── Given data ──
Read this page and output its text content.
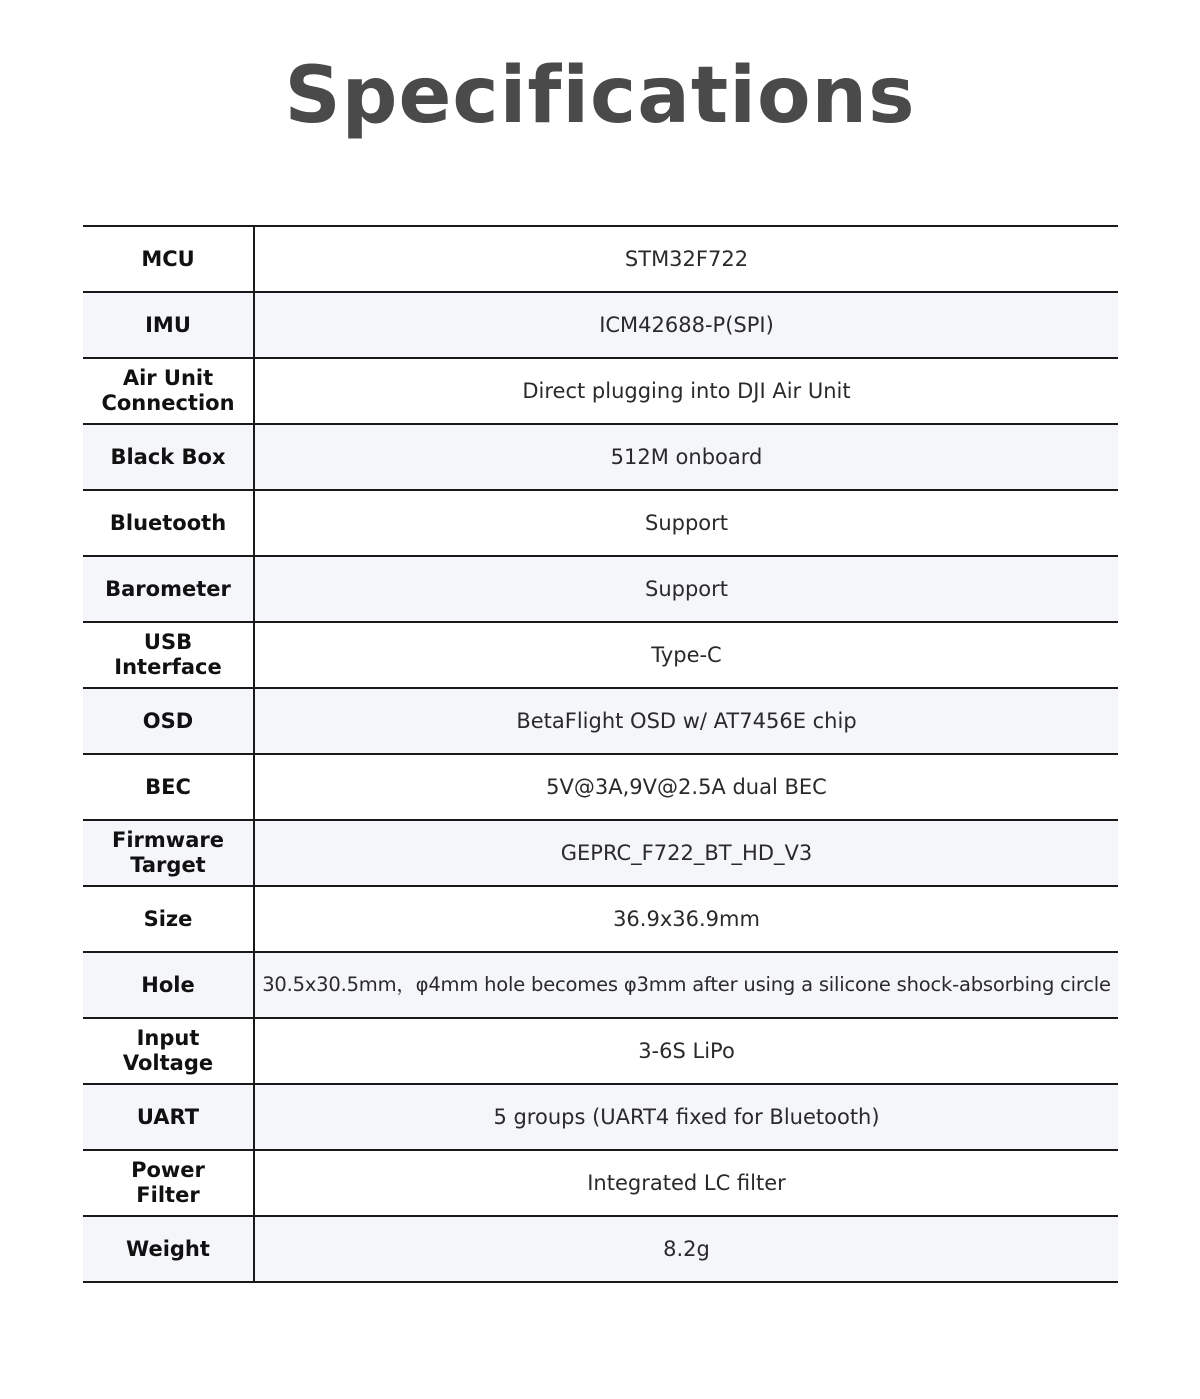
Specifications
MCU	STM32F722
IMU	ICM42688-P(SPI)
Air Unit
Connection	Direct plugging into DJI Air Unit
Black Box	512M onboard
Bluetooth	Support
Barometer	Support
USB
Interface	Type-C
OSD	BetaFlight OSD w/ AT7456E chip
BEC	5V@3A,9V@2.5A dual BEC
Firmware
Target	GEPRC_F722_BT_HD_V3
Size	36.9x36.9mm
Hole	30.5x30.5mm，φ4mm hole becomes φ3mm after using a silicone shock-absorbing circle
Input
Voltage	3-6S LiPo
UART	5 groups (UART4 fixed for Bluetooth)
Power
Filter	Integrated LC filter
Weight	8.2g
───
Return all of the entries exactly as written, but drop any pictures they hold.

Written reply>
Read this page and output its text content.
Specifications
MCU	STM32F722
IMU	ICM42688-P(SPI)
Air Unit
Connection	Direct plugging into DJI Air Unit
Black Box	512M onboard
Bluetooth	Support
Barometer	Support
USB
Interface	Type-C
OSD	BetaFlight OSD w/ AT7456E chip
BEC	5V@3A,9V@2.5A dual BEC
Firmware
Target	GEPRC_F722_BT_HD_V3
Size	36.9x36.9mm
Hole	30.5x30.5mm，φ4mm hole becomes φ3mm after using a silicone shock-absorbing circle
Input
Voltage	3-6S LiPo
UART	5 groups (UART4 fixed for Bluetooth)
Power
Filter	Integrated LC filter
Weight	8.2g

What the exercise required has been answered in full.